--- Requirement ---
Single out the lines that include the word "page". Copy them.

*** Information given ***

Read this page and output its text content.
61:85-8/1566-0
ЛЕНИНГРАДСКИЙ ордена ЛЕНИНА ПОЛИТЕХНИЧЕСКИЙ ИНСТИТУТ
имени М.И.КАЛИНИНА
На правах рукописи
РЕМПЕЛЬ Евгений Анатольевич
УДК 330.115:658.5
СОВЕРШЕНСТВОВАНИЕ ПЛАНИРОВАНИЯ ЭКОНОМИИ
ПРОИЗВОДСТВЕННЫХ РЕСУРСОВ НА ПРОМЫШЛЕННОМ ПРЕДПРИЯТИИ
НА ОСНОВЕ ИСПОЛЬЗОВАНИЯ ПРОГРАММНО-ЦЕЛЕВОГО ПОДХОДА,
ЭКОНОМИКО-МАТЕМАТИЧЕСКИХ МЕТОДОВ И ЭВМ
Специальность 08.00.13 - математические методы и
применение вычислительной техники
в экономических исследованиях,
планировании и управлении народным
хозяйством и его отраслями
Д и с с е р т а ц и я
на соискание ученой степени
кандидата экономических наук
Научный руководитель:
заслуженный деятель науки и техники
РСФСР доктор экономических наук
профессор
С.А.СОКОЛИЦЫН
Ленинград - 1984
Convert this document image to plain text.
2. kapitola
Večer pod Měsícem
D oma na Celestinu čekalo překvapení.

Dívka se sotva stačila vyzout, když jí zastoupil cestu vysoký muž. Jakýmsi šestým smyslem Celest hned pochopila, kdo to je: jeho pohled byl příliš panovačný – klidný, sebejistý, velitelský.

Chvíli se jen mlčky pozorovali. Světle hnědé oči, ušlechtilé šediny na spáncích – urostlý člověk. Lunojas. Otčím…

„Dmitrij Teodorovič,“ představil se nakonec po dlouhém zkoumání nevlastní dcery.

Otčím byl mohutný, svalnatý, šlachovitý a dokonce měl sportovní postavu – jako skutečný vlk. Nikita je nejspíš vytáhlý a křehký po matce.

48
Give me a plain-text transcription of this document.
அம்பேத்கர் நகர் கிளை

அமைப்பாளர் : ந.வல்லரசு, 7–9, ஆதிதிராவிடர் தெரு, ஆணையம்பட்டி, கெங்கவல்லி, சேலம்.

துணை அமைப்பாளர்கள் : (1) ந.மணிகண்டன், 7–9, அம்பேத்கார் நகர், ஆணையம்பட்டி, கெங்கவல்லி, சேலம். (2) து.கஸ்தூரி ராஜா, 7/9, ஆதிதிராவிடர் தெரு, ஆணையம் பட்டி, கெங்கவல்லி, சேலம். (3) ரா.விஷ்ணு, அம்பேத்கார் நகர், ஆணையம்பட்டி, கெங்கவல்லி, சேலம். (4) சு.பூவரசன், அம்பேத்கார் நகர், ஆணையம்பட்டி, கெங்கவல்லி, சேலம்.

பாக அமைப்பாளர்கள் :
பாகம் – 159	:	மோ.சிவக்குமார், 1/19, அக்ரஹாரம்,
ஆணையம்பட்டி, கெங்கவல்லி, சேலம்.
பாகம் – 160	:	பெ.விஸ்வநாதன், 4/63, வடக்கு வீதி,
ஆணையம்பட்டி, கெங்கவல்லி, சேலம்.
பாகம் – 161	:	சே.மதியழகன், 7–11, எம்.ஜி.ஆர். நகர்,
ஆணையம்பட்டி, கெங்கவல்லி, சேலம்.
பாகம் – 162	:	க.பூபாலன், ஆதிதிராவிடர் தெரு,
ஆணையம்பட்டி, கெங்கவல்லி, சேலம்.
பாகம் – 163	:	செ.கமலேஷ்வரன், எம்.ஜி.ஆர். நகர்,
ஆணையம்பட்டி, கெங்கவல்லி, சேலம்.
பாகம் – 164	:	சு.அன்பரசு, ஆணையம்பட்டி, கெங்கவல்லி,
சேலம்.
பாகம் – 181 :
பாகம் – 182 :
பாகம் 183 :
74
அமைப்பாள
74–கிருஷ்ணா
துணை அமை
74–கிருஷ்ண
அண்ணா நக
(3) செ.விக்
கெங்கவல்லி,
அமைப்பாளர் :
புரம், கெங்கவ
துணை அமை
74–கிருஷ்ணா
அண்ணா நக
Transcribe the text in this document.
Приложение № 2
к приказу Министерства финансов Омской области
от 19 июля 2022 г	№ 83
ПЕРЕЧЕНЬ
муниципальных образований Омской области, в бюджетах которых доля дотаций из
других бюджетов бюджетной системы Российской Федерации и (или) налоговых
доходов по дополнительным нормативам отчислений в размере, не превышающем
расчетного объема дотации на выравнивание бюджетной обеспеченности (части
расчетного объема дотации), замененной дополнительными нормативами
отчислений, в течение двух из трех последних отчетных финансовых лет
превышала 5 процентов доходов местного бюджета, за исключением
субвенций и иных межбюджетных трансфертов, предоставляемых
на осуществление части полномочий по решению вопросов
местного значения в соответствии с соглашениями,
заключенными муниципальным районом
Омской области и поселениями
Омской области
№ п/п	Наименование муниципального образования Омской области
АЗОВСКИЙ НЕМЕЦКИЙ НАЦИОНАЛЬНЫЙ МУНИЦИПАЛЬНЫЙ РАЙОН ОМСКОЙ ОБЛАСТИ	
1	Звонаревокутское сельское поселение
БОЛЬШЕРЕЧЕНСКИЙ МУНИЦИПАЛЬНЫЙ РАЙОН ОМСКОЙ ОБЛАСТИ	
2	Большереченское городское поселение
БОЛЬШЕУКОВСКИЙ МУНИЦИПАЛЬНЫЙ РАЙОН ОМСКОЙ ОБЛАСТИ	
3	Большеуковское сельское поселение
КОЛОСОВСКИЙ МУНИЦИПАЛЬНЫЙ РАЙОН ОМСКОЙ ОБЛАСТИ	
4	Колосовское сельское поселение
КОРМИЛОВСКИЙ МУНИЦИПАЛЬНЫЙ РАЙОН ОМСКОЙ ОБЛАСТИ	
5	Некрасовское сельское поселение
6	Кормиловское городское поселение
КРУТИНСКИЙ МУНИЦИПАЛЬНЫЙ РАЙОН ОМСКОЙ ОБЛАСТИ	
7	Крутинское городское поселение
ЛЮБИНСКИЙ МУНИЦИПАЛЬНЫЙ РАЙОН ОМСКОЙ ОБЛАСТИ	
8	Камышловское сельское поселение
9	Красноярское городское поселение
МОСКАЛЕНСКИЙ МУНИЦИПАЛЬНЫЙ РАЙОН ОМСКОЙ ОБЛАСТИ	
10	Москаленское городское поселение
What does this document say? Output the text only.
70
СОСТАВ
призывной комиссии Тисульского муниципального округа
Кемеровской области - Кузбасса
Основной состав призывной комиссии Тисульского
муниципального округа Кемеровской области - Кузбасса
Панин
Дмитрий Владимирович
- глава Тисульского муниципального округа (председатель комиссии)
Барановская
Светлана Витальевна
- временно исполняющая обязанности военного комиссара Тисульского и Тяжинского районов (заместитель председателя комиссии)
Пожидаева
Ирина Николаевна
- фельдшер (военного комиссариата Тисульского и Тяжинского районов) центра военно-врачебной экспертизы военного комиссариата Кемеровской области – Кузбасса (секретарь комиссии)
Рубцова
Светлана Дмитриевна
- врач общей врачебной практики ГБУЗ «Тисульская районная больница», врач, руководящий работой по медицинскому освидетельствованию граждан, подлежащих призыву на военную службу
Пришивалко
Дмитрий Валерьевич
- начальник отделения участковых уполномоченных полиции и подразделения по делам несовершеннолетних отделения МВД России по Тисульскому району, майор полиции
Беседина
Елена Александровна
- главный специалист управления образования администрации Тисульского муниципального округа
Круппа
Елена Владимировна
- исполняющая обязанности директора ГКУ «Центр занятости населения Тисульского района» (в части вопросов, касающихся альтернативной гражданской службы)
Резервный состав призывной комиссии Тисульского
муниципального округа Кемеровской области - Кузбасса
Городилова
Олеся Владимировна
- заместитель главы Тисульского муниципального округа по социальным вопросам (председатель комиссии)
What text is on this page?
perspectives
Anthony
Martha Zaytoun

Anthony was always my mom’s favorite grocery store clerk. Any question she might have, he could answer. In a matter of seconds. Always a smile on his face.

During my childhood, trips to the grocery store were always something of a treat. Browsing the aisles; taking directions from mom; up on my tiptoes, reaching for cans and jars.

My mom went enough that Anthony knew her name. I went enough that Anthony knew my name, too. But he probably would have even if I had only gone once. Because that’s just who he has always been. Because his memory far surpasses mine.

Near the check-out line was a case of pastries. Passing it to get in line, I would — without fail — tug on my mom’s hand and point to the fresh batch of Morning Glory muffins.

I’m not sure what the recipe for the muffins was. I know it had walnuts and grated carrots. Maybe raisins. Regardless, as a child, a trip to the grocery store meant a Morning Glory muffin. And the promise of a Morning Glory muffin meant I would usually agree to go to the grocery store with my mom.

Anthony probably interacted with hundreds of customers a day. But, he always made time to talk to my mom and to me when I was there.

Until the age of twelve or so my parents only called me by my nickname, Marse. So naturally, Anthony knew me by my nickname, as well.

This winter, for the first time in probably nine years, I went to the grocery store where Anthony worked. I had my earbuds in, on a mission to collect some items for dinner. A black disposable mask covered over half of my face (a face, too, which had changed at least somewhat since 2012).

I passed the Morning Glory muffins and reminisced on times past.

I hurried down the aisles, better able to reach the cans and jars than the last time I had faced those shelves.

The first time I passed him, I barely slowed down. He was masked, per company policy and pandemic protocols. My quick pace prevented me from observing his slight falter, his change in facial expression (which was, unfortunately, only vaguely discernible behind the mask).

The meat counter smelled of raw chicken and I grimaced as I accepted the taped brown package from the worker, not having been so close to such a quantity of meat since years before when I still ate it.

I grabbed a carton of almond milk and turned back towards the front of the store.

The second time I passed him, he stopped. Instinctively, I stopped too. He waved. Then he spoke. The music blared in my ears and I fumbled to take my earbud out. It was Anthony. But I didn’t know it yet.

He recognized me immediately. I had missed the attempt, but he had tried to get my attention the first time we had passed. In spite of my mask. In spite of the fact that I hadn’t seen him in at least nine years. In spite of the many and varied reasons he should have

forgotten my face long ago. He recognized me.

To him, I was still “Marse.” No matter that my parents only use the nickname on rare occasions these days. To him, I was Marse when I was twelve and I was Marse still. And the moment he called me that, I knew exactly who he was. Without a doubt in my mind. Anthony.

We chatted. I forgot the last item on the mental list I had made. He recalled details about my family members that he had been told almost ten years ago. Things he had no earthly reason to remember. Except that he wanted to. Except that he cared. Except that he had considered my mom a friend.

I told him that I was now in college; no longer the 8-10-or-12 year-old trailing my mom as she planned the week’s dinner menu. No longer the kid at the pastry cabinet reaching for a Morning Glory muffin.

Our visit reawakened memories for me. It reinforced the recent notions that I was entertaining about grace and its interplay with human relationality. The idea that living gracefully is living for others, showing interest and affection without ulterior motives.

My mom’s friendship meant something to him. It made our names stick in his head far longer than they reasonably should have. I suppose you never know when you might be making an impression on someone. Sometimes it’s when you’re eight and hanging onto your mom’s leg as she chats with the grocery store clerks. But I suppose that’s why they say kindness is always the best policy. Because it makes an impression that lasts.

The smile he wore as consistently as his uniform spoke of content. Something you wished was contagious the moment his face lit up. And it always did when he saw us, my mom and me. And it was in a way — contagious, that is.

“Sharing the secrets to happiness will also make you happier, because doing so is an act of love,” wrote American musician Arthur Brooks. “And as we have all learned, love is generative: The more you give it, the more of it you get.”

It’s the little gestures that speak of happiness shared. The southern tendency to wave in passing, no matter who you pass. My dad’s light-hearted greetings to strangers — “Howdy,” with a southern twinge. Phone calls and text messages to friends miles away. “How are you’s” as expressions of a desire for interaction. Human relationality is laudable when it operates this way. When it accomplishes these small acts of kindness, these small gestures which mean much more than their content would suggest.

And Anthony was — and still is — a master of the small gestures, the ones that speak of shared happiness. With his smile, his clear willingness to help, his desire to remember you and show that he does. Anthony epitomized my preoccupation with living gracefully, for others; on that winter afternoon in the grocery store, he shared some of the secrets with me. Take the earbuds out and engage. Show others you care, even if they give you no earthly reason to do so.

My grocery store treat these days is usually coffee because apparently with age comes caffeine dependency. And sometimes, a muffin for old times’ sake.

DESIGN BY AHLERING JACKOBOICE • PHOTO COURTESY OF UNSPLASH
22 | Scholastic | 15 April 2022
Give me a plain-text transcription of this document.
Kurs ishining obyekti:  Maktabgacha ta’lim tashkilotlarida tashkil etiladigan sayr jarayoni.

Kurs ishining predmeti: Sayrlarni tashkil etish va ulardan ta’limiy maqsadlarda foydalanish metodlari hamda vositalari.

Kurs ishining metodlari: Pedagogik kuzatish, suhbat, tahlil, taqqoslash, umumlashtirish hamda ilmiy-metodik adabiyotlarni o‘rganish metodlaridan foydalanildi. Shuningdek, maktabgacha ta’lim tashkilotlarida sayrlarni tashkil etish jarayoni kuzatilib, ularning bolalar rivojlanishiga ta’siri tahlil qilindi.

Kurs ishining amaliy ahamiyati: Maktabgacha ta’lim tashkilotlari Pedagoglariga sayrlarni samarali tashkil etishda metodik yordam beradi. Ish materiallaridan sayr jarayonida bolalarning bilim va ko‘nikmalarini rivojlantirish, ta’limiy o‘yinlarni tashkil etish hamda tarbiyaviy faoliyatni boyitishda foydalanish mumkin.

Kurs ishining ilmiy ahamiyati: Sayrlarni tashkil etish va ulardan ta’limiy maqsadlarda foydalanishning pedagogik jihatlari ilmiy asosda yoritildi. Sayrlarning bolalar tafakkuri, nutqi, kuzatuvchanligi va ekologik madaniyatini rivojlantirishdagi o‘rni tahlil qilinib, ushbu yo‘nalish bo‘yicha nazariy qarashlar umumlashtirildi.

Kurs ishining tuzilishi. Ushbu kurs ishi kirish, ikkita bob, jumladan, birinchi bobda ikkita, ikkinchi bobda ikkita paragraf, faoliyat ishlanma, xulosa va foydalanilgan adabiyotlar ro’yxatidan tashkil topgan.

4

***

--- Output ---
Read this page and output its text content.
What text is on this page?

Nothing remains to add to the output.